**Stated goal**
Take down each entry exactly as written.

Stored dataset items
━━━━━━━━

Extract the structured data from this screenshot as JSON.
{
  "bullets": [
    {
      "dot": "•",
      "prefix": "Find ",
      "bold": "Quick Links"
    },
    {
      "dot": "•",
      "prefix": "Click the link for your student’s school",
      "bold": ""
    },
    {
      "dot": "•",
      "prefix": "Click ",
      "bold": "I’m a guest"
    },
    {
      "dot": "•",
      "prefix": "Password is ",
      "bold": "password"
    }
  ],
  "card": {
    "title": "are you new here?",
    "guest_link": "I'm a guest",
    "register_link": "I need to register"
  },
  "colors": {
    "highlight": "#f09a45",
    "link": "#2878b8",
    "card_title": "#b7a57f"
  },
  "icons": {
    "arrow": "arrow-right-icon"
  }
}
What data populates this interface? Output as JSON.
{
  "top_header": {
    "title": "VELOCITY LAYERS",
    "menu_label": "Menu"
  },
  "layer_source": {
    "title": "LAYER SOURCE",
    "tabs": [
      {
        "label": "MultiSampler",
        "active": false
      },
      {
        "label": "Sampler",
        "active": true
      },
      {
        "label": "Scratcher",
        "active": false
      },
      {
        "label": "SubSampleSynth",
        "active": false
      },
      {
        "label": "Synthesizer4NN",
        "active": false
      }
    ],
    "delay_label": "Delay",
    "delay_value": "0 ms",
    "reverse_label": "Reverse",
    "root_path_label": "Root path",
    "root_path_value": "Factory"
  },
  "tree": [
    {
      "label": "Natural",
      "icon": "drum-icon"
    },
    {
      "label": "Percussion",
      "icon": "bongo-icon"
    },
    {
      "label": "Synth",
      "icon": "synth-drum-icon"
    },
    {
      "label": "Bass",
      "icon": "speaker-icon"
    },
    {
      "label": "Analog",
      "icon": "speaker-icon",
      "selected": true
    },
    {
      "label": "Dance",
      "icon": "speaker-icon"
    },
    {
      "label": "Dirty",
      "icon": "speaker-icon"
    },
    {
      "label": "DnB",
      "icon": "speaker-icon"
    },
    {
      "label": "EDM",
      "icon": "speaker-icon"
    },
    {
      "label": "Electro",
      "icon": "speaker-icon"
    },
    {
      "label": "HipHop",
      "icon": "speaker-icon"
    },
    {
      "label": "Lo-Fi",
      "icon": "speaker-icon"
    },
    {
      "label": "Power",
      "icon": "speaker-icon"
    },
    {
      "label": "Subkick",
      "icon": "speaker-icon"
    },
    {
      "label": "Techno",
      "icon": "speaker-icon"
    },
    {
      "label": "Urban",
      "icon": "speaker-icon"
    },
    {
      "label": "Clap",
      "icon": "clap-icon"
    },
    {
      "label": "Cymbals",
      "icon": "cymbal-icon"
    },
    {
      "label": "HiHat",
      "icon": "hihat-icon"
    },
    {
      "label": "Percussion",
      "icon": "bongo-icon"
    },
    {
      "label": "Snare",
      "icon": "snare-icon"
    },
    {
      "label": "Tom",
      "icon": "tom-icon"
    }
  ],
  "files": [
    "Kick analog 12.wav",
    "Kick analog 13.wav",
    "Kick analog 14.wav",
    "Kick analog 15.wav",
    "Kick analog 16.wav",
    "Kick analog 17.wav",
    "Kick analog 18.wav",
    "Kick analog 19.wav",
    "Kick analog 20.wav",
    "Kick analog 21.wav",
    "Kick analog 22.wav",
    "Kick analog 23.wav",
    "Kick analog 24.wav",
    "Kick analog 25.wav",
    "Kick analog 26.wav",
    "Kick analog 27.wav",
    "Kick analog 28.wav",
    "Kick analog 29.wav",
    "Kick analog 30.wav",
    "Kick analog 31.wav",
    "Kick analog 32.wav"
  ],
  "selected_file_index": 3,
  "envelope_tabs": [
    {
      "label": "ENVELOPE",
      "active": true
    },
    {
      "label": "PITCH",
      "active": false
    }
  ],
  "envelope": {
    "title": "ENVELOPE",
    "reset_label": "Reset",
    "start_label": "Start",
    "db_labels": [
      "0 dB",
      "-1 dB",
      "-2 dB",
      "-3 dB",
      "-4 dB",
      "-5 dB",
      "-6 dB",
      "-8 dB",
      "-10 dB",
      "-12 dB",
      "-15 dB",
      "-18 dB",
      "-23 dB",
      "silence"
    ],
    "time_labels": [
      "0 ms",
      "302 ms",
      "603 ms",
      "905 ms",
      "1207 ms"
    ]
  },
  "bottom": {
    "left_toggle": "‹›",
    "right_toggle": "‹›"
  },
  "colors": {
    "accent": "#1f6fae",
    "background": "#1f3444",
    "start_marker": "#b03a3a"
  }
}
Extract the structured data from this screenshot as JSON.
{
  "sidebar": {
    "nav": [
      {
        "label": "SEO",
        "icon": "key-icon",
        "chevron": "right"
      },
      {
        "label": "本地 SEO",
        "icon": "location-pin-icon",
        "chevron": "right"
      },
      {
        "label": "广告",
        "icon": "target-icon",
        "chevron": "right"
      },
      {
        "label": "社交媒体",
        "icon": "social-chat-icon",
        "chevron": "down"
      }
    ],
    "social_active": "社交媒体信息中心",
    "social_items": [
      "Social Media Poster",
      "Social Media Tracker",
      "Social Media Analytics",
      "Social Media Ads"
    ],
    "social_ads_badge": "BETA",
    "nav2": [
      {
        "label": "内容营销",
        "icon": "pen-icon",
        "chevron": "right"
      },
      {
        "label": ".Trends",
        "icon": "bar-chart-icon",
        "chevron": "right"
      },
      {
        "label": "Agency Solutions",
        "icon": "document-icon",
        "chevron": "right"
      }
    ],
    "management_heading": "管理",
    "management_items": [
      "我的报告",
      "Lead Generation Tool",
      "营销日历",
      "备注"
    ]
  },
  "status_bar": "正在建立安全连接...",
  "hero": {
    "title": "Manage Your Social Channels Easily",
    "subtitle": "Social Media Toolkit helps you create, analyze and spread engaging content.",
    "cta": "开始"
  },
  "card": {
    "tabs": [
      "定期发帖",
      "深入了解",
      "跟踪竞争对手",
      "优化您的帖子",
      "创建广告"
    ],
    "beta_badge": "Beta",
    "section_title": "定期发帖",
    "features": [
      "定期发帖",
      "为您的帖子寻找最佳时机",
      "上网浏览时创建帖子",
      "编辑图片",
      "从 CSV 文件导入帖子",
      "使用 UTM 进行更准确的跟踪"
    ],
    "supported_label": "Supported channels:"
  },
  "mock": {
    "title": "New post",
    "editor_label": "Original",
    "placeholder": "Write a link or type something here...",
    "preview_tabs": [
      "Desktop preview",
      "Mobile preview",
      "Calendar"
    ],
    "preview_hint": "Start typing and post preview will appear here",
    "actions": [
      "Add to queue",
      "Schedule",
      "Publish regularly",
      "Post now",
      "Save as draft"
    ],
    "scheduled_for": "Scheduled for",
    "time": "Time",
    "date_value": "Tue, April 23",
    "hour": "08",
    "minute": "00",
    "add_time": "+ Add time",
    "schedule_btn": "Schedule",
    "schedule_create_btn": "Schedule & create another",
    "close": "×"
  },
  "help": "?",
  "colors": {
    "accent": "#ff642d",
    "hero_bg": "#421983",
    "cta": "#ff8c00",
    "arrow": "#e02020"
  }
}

━━━━━━━━

**Answer for the task**
Extract the structured data from this screenshot as JSON.
{
  "bullets": [
    {
      "dot": "•",
      "prefix": "Find ",
      "bold": "Quick Links"
    },
    {
      "dot": "•",
      "prefix": "Click the link for your student’s school",
      "bold": ""
    },
    {
      "dot": "•",
      "prefix": "Click ",
      "bold": "I’m a guest"
    },
    {
      "dot": "•",
      "prefix": "Password is ",
      "bold": "password"
    }
  ],
  "card": {
    "title": "are you new here?",
    "guest_link": "I'm a guest",
    "register_link": "I need to register"
  },
  "colors": {
    "highlight": "#f09a45",
    "link": "#2878b8",
    "card_title": "#b7a57f"
  },
  "icons": {
    "arrow": "arrow-right-icon"
  }
}
What data populates this interface? Output as JSON.
{
  "top_header": {
    "title": "VELOCITY LAYERS",
    "menu_label": "Menu"
  },
  "layer_source": {
    "title": "LAYER SOURCE",
    "tabs": [
      {
        "label": "MultiSampler",
        "active": false
      },
      {
        "label": "Sampler",
        "active": true
      },
      {
        "label": "Scratcher",
        "active": false
      },
      {
        "label": "SubSampleSynth",
        "active": false
      },
      {
        "label": "Synthesizer4NN",
        "active": false
      }
    ],
    "delay_label": "Delay",
    "delay_value": "0 ms",
    "reverse_label": "Reverse",
    "root_path_label": "Root path",
    "root_path_value": "Factory"
  },
  "tree": [
    {
      "label": "Natural",
      "icon": "drum-icon"
    },
    {
      "label": "Percussion",
      "icon": "bongo-icon"
    },
    {
      "label": "Synth",
      "icon": "synth-drum-icon"
    },
    {
      "label": "Bass",
      "icon": "speaker-icon"
    },
    {
      "label": "Analog",
      "icon": "speaker-icon",
      "selected": true
    },
    {
      "label": "Dance",
      "icon": "speaker-icon"
    },
    {
      "label": "Dirty",
      "icon": "speaker-icon"
    },
    {
      "label": "DnB",
      "icon": "speaker-icon"
    },
    {
      "label": "EDM",
      "icon": "speaker-icon"
    },
    {
      "label": "Electro",
      "icon": "speaker-icon"
    },
    {
      "label": "HipHop",
      "icon": "speaker-icon"
    },
    {
      "label": "Lo-Fi",
      "icon": "speaker-icon"
    },
    {
      "label": "Power",
      "icon": "speaker-icon"
    },
    {
      "label": "Subkick",
      "icon": "speaker-icon"
    },
    {
      "label": "Techno",
      "icon": "speaker-icon"
    },
    {
      "label": "Urban",
      "icon": "speaker-icon"
    },
    {
      "label": "Clap",
      "icon": "clap-icon"
    },
    {
      "label": "Cymbals",
      "icon": "cymbal-icon"
    },
    {
      "label": "HiHat",
      "icon": "hihat-icon"
    },
    {
      "label": "Percussion",
      "icon": "bongo-icon"
    },
    {
      "label": "Snare",
      "icon": "snare-icon"
    },
    {
      "label": "Tom",
      "icon": "tom-icon"
    }
  ],
  "files": [
    "Kick analog 12.wav",
    "Kick analog 13.wav",
    "Kick analog 14.wav",
    "Kick analog 15.wav",
    "Kick analog 16.wav",
    "Kick analog 17.wav",
    "Kick analog 18.wav",
    "Kick analog 19.wav",
    "Kick analog 20.wav",
    "Kick analog 21.wav",
    "Kick analog 22.wav",
    "Kick analog 23.wav",
    "Kick analog 24.wav",
    "Kick analog 25.wav",
    "Kick analog 26.wav",
    "Kick analog 27.wav",
    "Kick analog 28.wav",
    "Kick analog 29.wav",
    "Kick analog 30.wav",
    "Kick analog 31.wav",
    "Kick analog 32.wav"
  ],
  "selected_file_index": 3,
  "envelope_tabs": [
    {
      "label": "ENVELOPE",
      "active": true
    },
    {
      "label": "PITCH",
      "active": false
    }
  ],
  "envelope": {
    "title": "ENVELOPE",
    "reset_label": "Reset",
    "start_label": "Start",
    "db_labels": [
      "0 dB",
      "-1 dB",
      "-2 dB",
      "-3 dB",
      "-4 dB",
      "-5 dB",
      "-6 dB",
      "-8 dB",
      "-10 dB",
      "-12 dB",
      "-15 dB",
      "-18 dB",
      "-23 dB",
      "silence"
    ],
    "time_labels": [
      "0 ms",
      "302 ms",
      "603 ms",
      "905 ms",
      "1207 ms"
    ]
  },
  "bottom": {
    "left_toggle": "‹›",
    "right_toggle": "‹›"
  },
  "colors": {
    "accent": "#1f6fae",
    "background": "#1f3444",
    "start_marker": "#b03a3a"
  }
}
Extract the structured data from this screenshot as JSON.
{
  "sidebar": {
    "nav": [
      {
        "label": "SEO",
        "icon": "key-icon",
        "chevron": "right"
      },
      {
        "label": "本地 SEO",
        "icon": "location-pin-icon",
        "chevron": "right"
      },
      {
        "label": "广告",
        "icon": "target-icon",
        "chevron": "right"
      },
      {
        "label": "社交媒体",
        "icon": "social-chat-icon",
        "chevron": "down"
      }
    ],
    "social_active": "社交媒体信息中心",
    "social_items": [
      "Social Media Poster",
      "Social Media Tracker",
      "Social Media Analytics",
      "Social Media Ads"
    ],
    "social_ads_badge": "BETA",
    "nav2": [
      {
        "label": "内容营销",
        "icon": "pen-icon",
        "chevron": "right"
      },
      {
        "label": ".Trends",
        "icon": "bar-chart-icon",
        "chevron": "right"
      },
      {
        "label": "Agency Solutions",
        "icon": "document-icon",
        "chevron": "right"
      }
    ],
    "management_heading": "管理",
    "management_items": [
      "我的报告",
      "Lead Generation Tool",
      "营销日历",
      "备注"
    ]
  },
  "status_bar": "正在建立安全连接...",
  "hero": {
    "title": "Manage Your Social Channels Easily",
    "subtitle": "Social Media Toolkit helps you create, analyze and spread engaging content.",
    "cta": "开始"
  },
  "card": {
    "tabs": [
      "定期发帖",
      "深入了解",
      "跟踪竞争对手",
      "优化您的帖子",
      "创建广告"
    ],
    "beta_badge": "Beta",
    "section_title": "定期发帖",
    "features": [
      "定期发帖",
      "为您的帖子寻找最佳时机",
      "上网浏览时创建帖子",
      "编辑图片",
      "从 CSV 文件导入帖子",
      "使用 UTM 进行更准确的跟踪"
    ],
    "supported_label": "Supported channels:"
  },
  "mock": {
    "title": "New post",
    "editor_label": "Original",
    "placeholder": "Write a link or type something here...",
    "preview_tabs": [
      "Desktop preview",
      "Mobile preview",
      "Calendar"
    ],
    "preview_hint": "Start typing and post preview will appear here",
    "actions": [
      "Add to queue",
      "Schedule",
      "Publish regularly",
      "Post now",
      "Save as draft"
    ],
    "scheduled_for": "Scheduled for",
    "time": "Time",
    "date_value": "Tue, April 23",
    "hour": "08",
    "minute": "00",
    "add_time": "+ Add time",
    "schedule_btn": "Schedule",
    "schedule_create_btn": "Schedule & create another",
    "close": "×"
  },
  "help": "?",
  "colors": {
    "accent": "#ff642d",
    "hero_bg": "#421983",
    "cta": "#ff8c00",
    "arrow": "#e02020"
  }
}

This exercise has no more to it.